◆ **BRIEF**: Determine the number of lines containing the word "expression". Reply with it and nothing else.

**** STORED RECORDS ****

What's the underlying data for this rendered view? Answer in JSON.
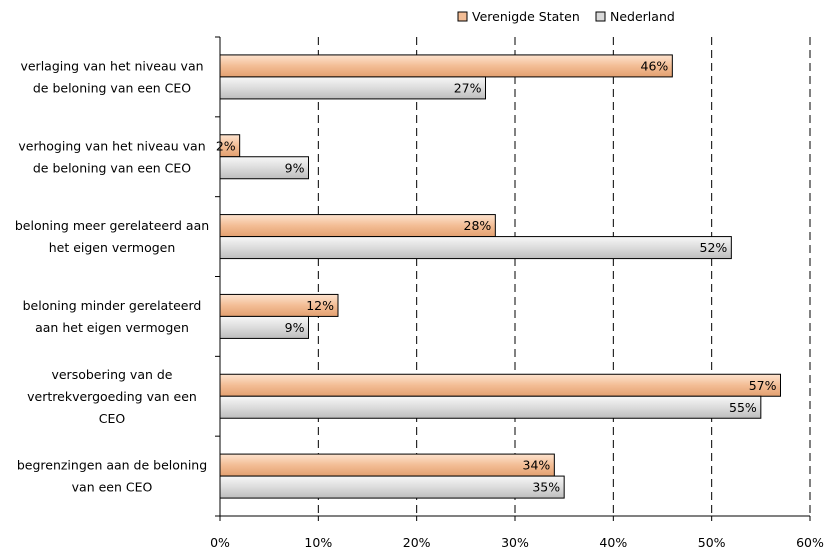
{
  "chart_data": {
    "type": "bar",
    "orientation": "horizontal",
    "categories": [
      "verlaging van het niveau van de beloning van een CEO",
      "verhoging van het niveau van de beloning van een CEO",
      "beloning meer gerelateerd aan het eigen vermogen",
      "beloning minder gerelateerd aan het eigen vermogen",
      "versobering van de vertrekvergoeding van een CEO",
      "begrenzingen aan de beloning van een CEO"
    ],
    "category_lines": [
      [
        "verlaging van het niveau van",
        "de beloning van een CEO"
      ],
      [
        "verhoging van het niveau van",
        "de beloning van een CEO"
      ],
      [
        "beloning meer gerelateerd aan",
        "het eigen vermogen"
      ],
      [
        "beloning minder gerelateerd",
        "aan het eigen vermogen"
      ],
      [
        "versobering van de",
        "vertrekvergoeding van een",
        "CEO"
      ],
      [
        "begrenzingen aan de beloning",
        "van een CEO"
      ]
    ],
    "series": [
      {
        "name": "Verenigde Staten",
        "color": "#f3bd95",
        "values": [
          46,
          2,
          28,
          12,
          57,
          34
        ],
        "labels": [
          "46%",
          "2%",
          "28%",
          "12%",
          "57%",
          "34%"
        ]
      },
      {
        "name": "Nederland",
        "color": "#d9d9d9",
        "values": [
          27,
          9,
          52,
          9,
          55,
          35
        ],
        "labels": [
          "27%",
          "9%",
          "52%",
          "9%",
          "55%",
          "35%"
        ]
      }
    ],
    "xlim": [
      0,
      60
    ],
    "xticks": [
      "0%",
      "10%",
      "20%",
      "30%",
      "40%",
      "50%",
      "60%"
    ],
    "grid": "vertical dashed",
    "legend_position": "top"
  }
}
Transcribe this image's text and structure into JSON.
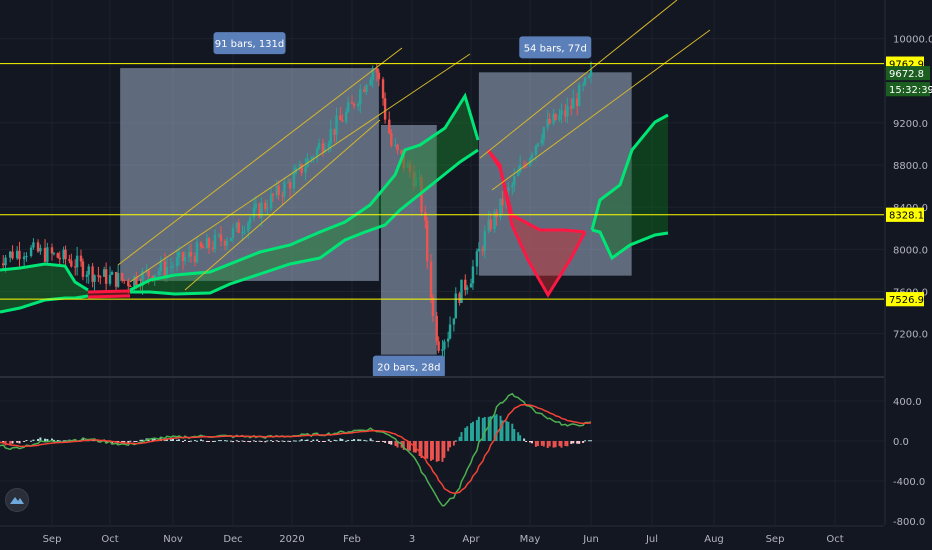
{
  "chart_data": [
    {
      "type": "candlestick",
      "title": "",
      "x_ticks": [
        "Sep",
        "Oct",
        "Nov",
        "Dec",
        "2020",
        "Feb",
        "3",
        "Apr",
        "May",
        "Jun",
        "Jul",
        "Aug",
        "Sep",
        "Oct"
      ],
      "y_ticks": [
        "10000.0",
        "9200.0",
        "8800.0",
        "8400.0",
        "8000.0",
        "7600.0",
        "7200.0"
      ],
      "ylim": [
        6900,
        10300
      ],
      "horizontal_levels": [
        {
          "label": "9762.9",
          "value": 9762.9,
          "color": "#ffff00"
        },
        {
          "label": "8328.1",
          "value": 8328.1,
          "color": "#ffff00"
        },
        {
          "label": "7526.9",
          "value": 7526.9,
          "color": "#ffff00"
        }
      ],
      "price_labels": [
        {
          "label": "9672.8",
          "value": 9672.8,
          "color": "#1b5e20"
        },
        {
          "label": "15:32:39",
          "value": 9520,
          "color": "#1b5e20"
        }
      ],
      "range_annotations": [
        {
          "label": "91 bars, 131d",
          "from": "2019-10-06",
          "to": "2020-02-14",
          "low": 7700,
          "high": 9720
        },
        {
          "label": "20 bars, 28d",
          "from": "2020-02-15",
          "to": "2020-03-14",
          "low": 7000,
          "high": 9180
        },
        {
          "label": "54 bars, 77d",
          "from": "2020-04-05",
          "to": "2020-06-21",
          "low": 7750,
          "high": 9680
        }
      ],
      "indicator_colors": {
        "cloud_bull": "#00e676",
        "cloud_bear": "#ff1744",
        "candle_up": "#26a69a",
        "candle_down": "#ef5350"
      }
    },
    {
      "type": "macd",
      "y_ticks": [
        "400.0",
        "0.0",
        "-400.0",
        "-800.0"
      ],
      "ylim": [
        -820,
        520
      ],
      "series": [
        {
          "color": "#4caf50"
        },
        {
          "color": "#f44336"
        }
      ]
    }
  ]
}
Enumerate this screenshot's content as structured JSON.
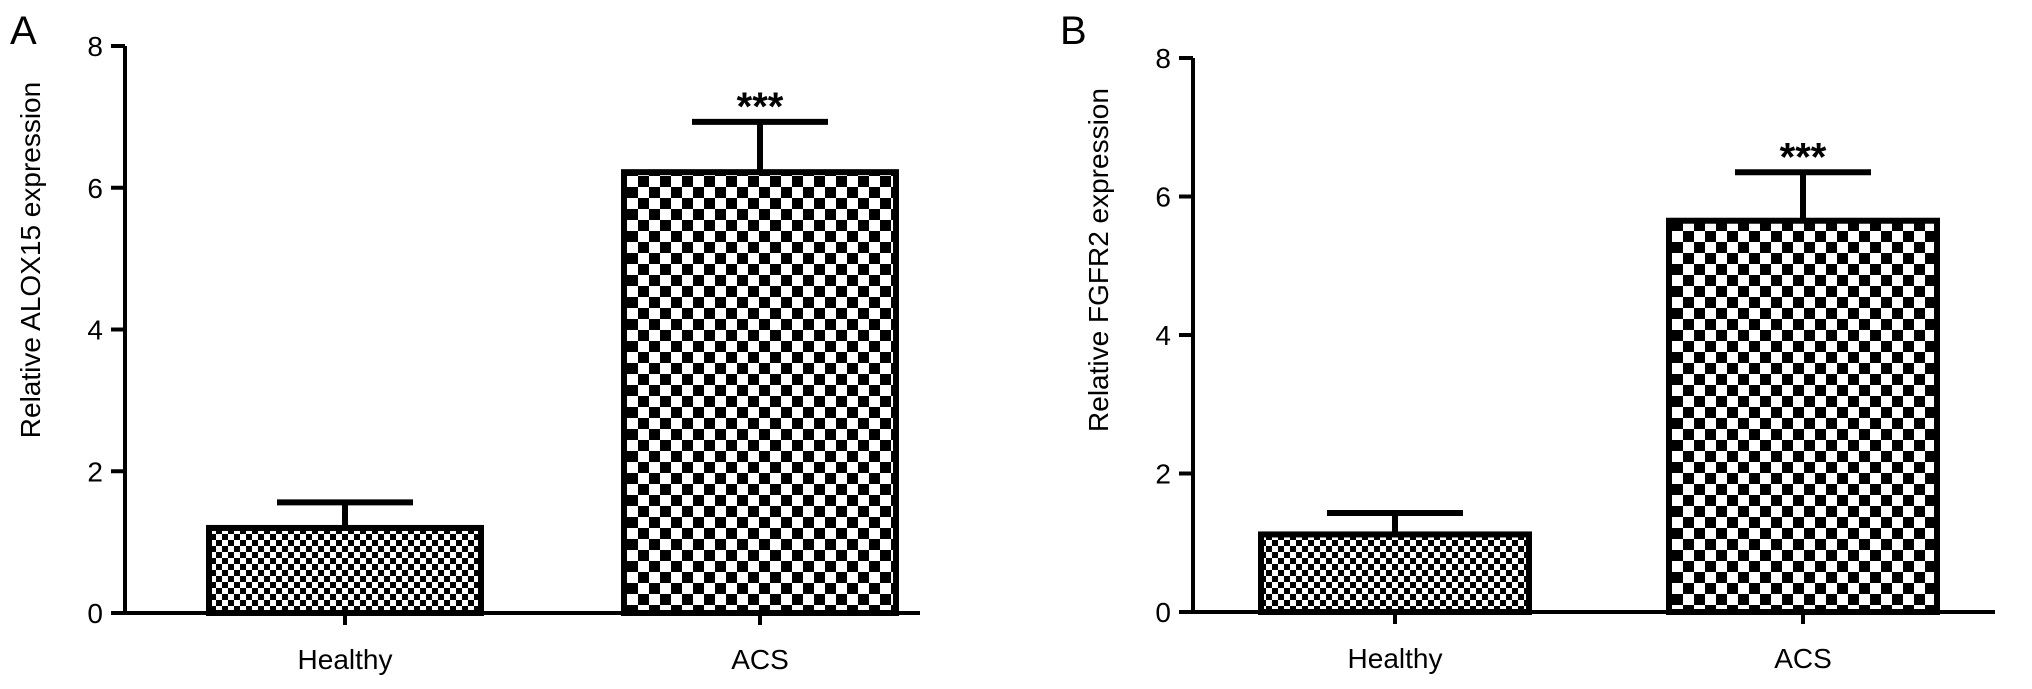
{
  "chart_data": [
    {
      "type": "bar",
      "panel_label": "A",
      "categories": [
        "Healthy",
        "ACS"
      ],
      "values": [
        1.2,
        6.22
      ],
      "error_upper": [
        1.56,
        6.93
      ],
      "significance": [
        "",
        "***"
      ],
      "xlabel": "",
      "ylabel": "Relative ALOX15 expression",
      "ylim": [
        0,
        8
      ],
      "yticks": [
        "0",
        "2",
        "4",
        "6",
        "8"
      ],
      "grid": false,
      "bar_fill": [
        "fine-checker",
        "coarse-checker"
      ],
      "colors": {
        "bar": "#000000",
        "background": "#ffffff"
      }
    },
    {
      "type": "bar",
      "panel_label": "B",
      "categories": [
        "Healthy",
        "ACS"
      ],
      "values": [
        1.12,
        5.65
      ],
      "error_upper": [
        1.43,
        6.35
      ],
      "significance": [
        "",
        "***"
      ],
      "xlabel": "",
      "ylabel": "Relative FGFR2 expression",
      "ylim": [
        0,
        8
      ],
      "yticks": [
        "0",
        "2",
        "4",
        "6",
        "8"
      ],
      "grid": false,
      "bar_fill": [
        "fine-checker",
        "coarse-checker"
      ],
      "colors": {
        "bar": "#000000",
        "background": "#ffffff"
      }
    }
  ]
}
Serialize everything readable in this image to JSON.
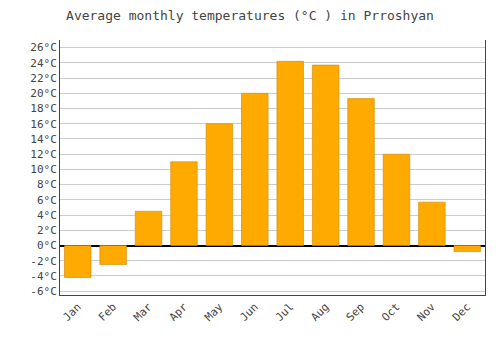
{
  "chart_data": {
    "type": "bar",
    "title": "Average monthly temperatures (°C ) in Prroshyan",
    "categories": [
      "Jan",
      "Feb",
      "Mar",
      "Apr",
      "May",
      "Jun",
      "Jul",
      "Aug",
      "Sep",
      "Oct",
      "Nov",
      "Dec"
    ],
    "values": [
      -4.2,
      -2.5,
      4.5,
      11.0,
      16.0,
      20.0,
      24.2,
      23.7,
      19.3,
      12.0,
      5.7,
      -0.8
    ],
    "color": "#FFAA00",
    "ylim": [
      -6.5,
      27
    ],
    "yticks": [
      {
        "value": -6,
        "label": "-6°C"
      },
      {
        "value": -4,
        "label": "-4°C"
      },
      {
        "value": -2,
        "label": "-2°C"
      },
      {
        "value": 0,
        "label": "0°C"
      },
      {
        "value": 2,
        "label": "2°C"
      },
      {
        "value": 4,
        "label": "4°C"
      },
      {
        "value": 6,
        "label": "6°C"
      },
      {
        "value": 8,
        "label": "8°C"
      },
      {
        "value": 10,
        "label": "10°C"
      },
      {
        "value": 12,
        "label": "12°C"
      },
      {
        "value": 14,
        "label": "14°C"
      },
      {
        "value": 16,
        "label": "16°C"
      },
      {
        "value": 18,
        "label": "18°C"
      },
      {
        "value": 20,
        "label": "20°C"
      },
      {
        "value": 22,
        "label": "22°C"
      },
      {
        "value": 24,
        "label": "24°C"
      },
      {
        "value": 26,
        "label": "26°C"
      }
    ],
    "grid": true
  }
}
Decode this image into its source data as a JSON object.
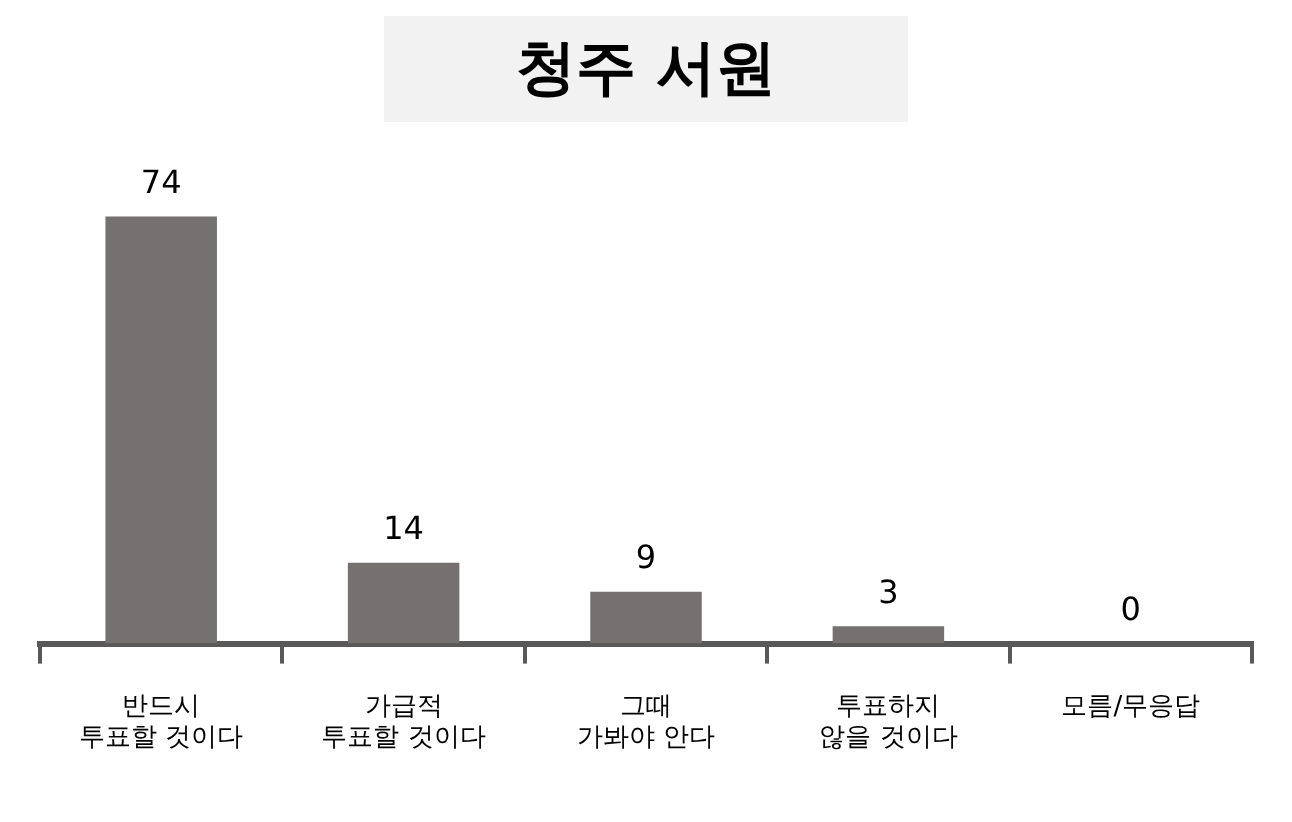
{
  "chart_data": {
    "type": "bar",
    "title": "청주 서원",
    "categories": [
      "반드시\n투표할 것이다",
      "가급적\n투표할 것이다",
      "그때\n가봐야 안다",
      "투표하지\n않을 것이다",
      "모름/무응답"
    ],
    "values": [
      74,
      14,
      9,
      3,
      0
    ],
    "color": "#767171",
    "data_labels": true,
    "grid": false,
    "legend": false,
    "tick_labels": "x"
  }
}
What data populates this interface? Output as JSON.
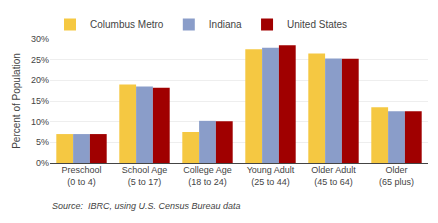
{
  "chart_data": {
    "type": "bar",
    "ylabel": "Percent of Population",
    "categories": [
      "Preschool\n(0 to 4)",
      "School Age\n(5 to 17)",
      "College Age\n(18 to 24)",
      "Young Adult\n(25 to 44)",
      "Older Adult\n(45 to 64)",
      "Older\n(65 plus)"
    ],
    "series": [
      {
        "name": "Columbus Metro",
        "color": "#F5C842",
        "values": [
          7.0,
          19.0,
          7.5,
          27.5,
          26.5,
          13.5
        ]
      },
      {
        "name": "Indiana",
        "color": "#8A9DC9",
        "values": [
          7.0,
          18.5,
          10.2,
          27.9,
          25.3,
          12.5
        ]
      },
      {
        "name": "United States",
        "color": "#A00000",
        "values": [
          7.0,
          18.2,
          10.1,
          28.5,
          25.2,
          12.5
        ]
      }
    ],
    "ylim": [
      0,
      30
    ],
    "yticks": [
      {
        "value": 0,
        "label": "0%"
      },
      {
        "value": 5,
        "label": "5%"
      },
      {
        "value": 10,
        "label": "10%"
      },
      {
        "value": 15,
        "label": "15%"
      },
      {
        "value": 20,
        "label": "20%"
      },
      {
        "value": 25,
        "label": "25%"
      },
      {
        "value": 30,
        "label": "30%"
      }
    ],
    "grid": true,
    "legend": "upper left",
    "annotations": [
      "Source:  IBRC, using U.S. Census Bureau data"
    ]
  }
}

****

◆ **EXPECTED OUTPUT**: 2